Aim of the task: Extract every line that includes the string "title".

Exercise materials:
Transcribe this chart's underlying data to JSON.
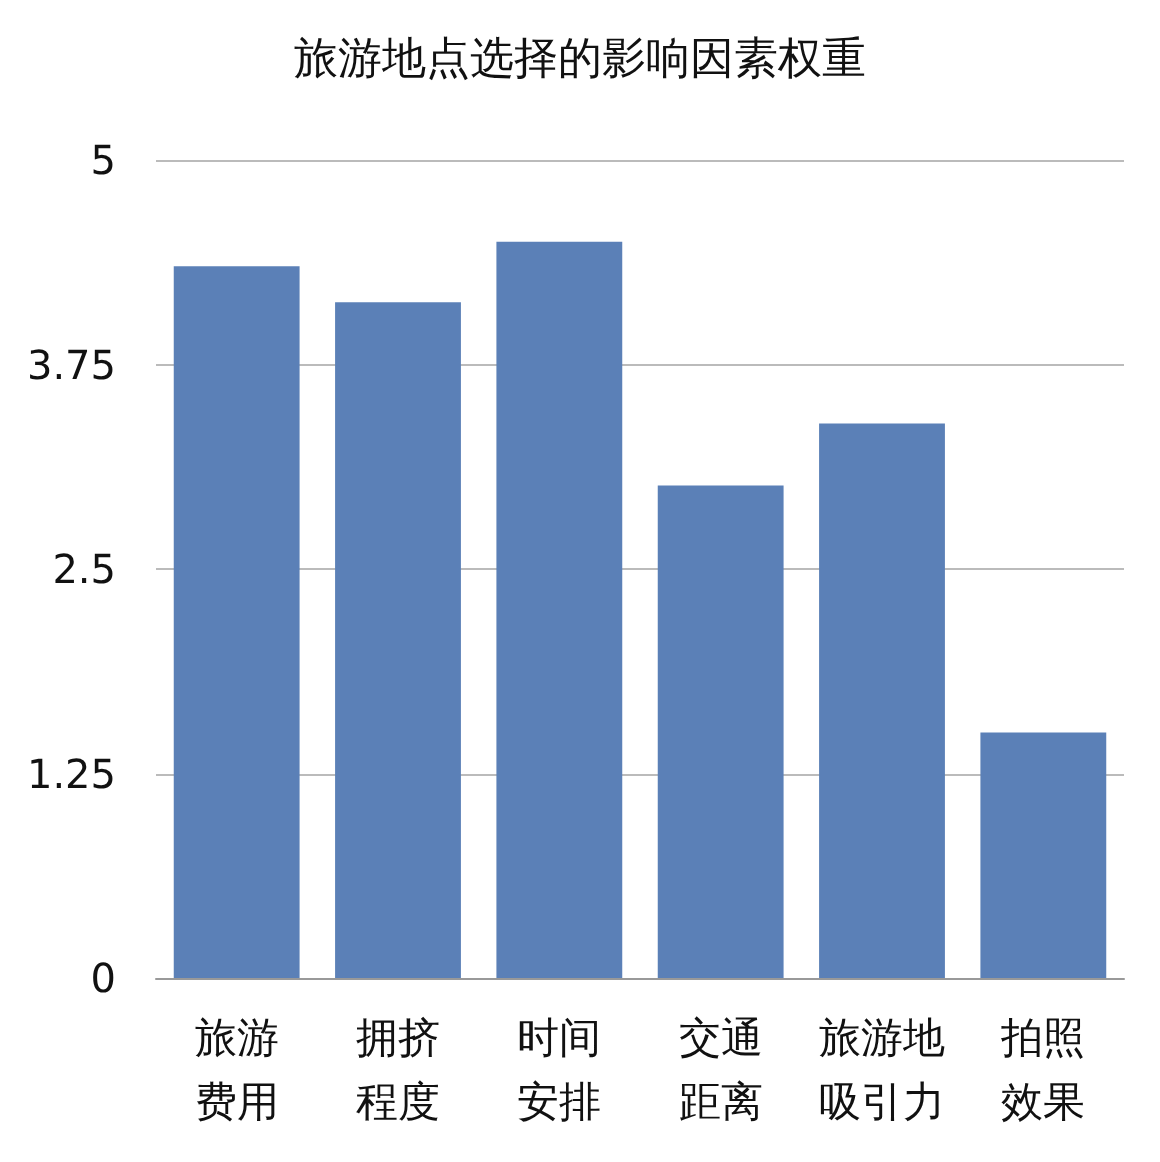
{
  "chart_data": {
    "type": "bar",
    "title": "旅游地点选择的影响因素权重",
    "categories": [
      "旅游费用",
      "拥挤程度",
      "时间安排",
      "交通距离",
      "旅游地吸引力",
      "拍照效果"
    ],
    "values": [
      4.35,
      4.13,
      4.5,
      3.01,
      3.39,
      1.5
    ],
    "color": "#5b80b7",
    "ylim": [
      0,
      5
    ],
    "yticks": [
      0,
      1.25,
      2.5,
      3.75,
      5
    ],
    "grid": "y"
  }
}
==
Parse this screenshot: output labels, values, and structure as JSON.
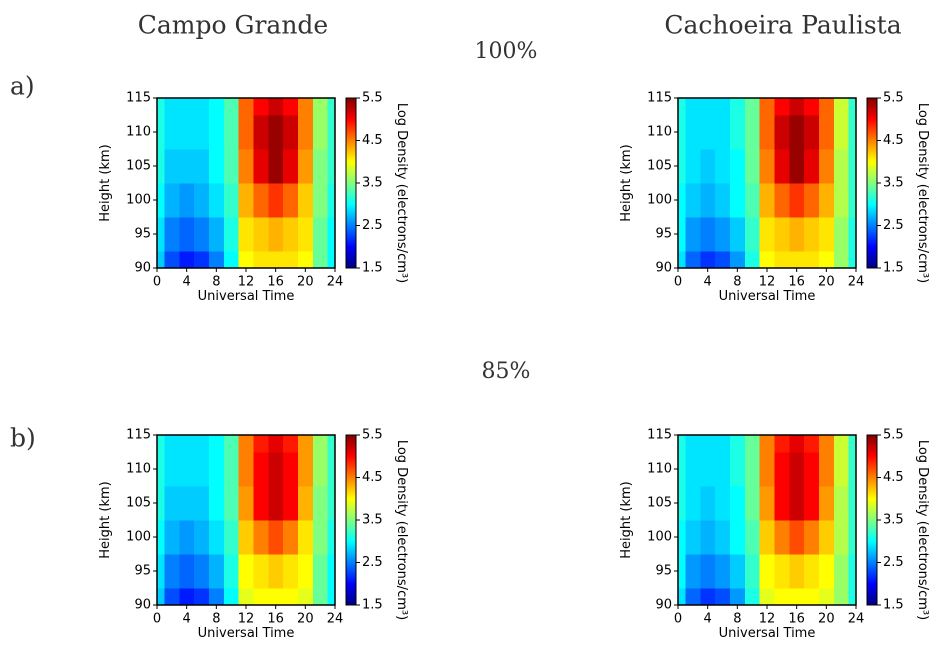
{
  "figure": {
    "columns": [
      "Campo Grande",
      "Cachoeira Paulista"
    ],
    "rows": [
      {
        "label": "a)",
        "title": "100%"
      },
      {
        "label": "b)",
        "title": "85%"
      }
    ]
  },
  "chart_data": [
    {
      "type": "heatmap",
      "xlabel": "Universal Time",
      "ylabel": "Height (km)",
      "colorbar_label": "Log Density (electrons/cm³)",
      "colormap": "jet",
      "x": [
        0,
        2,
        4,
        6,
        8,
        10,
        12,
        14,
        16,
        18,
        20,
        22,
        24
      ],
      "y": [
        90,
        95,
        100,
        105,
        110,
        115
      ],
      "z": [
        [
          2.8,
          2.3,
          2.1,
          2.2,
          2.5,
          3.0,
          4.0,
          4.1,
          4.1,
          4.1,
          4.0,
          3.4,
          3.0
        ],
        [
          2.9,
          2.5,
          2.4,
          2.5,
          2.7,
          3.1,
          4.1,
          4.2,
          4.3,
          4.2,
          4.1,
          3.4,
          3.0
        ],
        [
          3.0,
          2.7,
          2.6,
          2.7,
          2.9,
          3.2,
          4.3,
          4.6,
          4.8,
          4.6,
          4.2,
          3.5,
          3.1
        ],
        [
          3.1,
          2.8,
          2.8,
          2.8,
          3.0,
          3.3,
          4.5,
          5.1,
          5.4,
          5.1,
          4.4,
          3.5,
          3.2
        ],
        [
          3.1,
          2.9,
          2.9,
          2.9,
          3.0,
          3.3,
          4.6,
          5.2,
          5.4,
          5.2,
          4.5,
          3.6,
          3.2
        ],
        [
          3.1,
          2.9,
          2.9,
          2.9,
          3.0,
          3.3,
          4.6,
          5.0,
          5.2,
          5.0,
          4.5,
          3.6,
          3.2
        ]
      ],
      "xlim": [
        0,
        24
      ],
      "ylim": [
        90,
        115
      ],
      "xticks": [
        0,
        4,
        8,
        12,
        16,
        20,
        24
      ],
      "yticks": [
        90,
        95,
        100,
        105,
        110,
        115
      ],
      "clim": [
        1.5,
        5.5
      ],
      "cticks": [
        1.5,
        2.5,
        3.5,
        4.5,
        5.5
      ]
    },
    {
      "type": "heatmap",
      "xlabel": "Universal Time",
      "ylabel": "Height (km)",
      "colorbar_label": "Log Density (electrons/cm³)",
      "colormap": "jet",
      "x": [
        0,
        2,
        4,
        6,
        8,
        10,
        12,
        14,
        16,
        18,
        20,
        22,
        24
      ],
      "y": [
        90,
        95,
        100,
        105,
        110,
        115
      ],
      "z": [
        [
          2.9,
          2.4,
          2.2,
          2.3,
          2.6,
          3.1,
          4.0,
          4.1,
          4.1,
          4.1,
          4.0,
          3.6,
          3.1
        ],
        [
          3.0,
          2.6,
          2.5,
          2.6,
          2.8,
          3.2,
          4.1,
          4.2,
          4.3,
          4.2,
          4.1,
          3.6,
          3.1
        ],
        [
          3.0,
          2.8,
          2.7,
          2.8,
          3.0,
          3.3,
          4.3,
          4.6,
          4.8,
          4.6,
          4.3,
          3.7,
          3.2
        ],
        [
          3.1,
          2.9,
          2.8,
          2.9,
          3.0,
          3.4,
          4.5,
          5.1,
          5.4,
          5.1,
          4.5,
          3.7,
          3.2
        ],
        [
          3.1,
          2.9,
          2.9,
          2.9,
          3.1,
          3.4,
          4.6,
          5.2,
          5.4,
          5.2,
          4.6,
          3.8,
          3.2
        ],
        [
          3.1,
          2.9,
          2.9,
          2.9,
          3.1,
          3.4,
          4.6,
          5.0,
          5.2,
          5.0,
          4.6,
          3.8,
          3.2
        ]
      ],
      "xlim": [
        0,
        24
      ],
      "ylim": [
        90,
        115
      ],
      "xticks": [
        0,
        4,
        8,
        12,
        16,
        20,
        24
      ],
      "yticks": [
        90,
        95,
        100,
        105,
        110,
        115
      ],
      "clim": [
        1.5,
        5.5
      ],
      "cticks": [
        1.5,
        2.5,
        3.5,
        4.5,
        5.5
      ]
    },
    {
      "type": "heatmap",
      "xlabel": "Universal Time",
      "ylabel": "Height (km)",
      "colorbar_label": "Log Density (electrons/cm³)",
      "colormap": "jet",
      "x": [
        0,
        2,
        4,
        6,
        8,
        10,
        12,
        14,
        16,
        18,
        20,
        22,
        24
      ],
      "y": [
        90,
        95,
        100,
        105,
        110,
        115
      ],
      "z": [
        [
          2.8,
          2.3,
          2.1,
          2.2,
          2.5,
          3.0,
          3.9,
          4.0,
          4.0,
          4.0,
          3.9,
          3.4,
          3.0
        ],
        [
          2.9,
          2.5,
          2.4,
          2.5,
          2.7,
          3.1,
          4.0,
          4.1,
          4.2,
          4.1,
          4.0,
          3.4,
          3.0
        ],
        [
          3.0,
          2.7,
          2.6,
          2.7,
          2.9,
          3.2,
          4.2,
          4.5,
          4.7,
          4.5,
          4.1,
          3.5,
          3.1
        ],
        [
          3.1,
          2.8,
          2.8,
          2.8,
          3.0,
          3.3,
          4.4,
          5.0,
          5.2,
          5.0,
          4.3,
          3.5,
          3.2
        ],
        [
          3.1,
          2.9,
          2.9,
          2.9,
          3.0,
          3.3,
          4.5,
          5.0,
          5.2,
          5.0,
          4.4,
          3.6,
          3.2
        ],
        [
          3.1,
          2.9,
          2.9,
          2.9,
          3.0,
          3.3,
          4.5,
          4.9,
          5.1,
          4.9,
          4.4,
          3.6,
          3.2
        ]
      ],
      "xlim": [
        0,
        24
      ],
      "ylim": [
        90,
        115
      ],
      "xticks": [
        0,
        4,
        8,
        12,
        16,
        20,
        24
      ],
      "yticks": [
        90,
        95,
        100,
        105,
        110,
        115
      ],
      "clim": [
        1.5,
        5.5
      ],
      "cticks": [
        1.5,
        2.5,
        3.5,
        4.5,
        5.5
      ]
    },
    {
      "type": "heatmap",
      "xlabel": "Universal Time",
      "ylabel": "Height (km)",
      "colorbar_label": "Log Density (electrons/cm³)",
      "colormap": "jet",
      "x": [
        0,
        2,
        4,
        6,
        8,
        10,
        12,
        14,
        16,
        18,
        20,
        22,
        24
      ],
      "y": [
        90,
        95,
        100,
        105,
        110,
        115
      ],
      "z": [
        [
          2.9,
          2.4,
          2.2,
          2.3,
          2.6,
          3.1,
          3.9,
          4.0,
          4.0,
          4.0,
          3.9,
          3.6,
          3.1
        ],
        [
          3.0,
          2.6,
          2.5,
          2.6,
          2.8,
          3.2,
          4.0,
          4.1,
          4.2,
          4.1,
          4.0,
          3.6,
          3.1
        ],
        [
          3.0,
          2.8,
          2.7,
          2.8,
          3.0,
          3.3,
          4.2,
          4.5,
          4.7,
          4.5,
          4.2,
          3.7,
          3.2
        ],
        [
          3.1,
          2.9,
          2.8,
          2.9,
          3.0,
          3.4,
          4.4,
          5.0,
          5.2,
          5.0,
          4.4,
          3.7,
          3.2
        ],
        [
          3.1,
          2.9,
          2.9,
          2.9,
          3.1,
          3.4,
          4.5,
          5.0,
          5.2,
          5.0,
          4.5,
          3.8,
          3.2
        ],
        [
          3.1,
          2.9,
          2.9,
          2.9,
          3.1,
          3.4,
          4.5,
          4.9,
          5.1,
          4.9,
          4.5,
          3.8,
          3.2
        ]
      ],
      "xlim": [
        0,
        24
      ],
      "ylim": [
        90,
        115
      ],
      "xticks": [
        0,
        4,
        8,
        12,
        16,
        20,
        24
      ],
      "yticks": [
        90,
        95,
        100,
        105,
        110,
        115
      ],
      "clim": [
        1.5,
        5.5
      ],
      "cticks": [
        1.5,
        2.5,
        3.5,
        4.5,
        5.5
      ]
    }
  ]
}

Right answer:
    "title": "旅游地点选择的影响因素权重",
        "title": "100%"
        "title": "85%"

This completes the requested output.